▶ **What is needed**
Write out each record again exactly as it stands.

▶ **Rows**
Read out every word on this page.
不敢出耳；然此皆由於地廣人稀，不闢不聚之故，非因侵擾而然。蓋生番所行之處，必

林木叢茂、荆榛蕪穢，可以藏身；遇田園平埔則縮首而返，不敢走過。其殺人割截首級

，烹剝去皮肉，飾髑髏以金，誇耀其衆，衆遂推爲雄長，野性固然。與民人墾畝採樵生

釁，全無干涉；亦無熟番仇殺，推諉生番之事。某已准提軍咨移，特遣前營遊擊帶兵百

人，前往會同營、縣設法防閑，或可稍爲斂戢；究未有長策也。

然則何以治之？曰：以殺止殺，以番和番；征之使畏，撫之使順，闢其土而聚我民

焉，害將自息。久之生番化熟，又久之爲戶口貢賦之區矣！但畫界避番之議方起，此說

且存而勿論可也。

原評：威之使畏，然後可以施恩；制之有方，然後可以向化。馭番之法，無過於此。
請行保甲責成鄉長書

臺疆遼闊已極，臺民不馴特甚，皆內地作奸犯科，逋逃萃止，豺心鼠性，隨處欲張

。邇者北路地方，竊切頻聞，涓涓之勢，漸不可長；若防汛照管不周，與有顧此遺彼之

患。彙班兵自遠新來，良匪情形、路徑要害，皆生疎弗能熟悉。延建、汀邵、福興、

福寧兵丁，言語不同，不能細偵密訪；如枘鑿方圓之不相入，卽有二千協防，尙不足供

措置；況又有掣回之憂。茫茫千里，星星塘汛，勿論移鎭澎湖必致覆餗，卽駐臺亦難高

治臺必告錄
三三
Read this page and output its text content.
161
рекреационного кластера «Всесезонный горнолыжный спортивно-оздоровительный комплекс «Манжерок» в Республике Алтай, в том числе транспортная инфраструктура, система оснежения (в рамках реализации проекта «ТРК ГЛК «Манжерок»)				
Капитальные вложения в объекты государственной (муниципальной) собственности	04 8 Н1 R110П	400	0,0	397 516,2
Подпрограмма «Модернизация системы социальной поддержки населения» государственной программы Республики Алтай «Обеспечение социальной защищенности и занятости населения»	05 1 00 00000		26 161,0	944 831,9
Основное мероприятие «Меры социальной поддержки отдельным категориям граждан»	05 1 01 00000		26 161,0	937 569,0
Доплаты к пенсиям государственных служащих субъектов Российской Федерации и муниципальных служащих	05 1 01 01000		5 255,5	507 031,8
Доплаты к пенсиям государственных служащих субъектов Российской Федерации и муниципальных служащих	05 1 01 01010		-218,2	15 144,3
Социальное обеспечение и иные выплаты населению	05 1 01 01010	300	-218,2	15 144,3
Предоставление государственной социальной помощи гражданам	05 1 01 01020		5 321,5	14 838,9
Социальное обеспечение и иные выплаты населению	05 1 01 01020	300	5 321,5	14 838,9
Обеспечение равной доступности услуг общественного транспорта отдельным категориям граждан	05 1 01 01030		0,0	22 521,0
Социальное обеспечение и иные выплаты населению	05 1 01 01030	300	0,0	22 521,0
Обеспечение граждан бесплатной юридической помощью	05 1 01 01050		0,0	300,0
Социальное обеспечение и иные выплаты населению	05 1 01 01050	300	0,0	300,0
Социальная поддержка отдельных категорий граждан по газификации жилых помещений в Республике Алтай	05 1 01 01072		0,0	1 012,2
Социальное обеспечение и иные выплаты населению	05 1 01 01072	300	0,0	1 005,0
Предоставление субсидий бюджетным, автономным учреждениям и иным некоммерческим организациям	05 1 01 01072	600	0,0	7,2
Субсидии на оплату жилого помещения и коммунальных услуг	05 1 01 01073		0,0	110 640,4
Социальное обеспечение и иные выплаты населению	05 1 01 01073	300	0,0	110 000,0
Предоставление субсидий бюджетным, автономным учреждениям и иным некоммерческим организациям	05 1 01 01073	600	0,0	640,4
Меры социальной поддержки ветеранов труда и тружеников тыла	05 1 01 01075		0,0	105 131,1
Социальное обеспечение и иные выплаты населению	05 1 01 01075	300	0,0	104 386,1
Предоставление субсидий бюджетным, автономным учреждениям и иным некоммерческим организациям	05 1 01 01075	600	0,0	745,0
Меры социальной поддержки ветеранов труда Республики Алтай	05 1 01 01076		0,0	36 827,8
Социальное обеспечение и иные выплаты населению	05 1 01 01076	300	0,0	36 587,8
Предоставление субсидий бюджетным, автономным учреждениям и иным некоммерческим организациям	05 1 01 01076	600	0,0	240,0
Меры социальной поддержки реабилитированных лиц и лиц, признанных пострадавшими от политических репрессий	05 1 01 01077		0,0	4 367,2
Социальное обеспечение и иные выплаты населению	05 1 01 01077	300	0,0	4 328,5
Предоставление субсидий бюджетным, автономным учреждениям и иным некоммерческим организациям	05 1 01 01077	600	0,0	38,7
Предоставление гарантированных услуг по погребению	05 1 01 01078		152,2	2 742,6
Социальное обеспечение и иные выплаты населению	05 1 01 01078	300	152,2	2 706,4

▶ **Exercise solution**
Read out every word on this page.
不敢出耳；然此皆由於地廣人稀，不闢不聚之故，非因侵擾而然。蓋生番所行之處，必

林木叢茂、荆榛蕪穢，可以藏身；遇田園平埔則縮首而返，不敢走過。其殺人割截首級

，烹剝去皮肉，飾髑髏以金，誇耀其衆，衆遂推爲雄長，野性固然。與民人墾畝採樵生

釁，全無干涉；亦無熟番仇殺，推諉生番之事。某已准提軍咨移，特遣前營遊擊帶兵百

人，前往會同營、縣設法防閑，或可稍爲斂戢；究未有長策也。

然則何以治之？曰：以殺止殺，以番和番；征之使畏，撫之使順，闢其土而聚我民

焉，害將自息。久之生番化熟，又久之爲戶口貢賦之區矣！但畫界避番之議方起，此說

且存而勿論可也。

原評：威之使畏，然後可以施恩；制之有方，然後可以向化。馭番之法，無過於此。
請行保甲責成鄉長書

臺疆遼闊已極，臺民不馴特甚，皆內地作奸犯科，逋逃萃止，豺心鼠性，隨處欲張

。邇者北路地方，竊切頻聞，涓涓之勢，漸不可長；若防汛照管不周，與有顧此遺彼之

患。彙班兵自遠新來，良匪情形、路徑要害，皆生疎弗能熟悉。延建、汀邵、福興、

福寧兵丁，言語不同，不能細偵密訪；如枘鑿方圓之不相入，卽有二千協防，尙不足供

措置；況又有掣回之憂。茫茫千里，星星塘汛，勿論移鎭澎湖必致覆餗，卽駐臺亦難高

治臺必告錄
三三
Read this page and output its text content.
161
рекреационного кластера «Всесезонный горнолыжный спортивно-оздоровительный комплекс «Манжерок» в Республике Алтай, в том числе транспортная инфраструктура, система оснежения (в рамках реализации проекта «ТРК ГЛК «Манжерок»)				
Капитальные вложения в объекты государственной (муниципальной) собственности	04 8 Н1 R110П	400	0,0	397 516,2
Подпрограмма «Модернизация системы социальной поддержки населения» государственной программы Республики Алтай «Обеспечение социальной защищенности и занятости населения»	05 1 00 00000		26 161,0	944 831,9
Основное мероприятие «Меры социальной поддержки отдельным категориям граждан»	05 1 01 00000		26 161,0	937 569,0
Доплаты к пенсиям государственных служащих субъектов Российской Федерации и муниципальных служащих	05 1 01 01000		5 255,5	507 031,8
Доплаты к пенсиям государственных служащих субъектов Российской Федерации и муниципальных служащих	05 1 01 01010		-218,2	15 144,3
Социальное обеспечение и иные выплаты населению	05 1 01 01010	300	-218,2	15 144,3
Предоставление государственной социальной помощи гражданам	05 1 01 01020		5 321,5	14 838,9
Социальное обеспечение и иные выплаты населению	05 1 01 01020	300	5 321,5	14 838,9
Обеспечение равной доступности услуг общественного транспорта отдельным категориям граждан	05 1 01 01030		0,0	22 521,0
Социальное обеспечение и иные выплаты населению	05 1 01 01030	300	0,0	22 521,0
Обеспечение граждан бесплатной юридической помощью	05 1 01 01050		0,0	300,0
Социальное обеспечение и иные выплаты населению	05 1 01 01050	300	0,0	300,0
Социальная поддержка отдельных категорий граждан по газификации жилых помещений в Республике Алтай	05 1 01 01072		0,0	1 012,2
Социальное обеспечение и иные выплаты населению	05 1 01 01072	300	0,0	1 005,0
Предоставление субсидий бюджетным, автономным учреждениям и иным некоммерческим организациям	05 1 01 01072	600	0,0	7,2
Субсидии на оплату жилого помещения и коммунальных услуг	05 1 01 01073		0,0	110 640,4
Социальное обеспечение и иные выплаты населению	05 1 01 01073	300	0,0	110 000,0
Предоставление субсидий бюджетным, автономным учреждениям и иным некоммерческим организациям	05 1 01 01073	600	0,0	640,4
Меры социальной поддержки ветеранов труда и тружеников тыла	05 1 01 01075		0,0	105 131,1
Социальное обеспечение и иные выплаты населению	05 1 01 01075	300	0,0	104 386,1
Предоставление субсидий бюджетным, автономным учреждениям и иным некоммерческим организациям	05 1 01 01075	600	0,0	745,0
Меры социальной поддержки ветеранов труда Республики Алтай	05 1 01 01076		0,0	36 827,8
Социальное обеспечение и иные выплаты населению	05 1 01 01076	300	0,0	36 587,8
Предоставление субсидий бюджетным, автономным учреждениям и иным некоммерческим организациям	05 1 01 01076	600	0,0	240,0
Меры социальной поддержки реабилитированных лиц и лиц, признанных пострадавшими от политических репрессий	05 1 01 01077		0,0	4 367,2
Социальное обеспечение и иные выплаты населению	05 1 01 01077	300	0,0	4 328,5
Предоставление субсидий бюджетным, автономным учреждениям и иным некоммерческим организациям	05 1 01 01077	600	0,0	38,7
Предоставление гарантированных услуг по погребению	05 1 01 01078		152,2	2 742,6
Социальное обеспечение и иные выплаты населению	05 1 01 01078	300	152,2	2 706,4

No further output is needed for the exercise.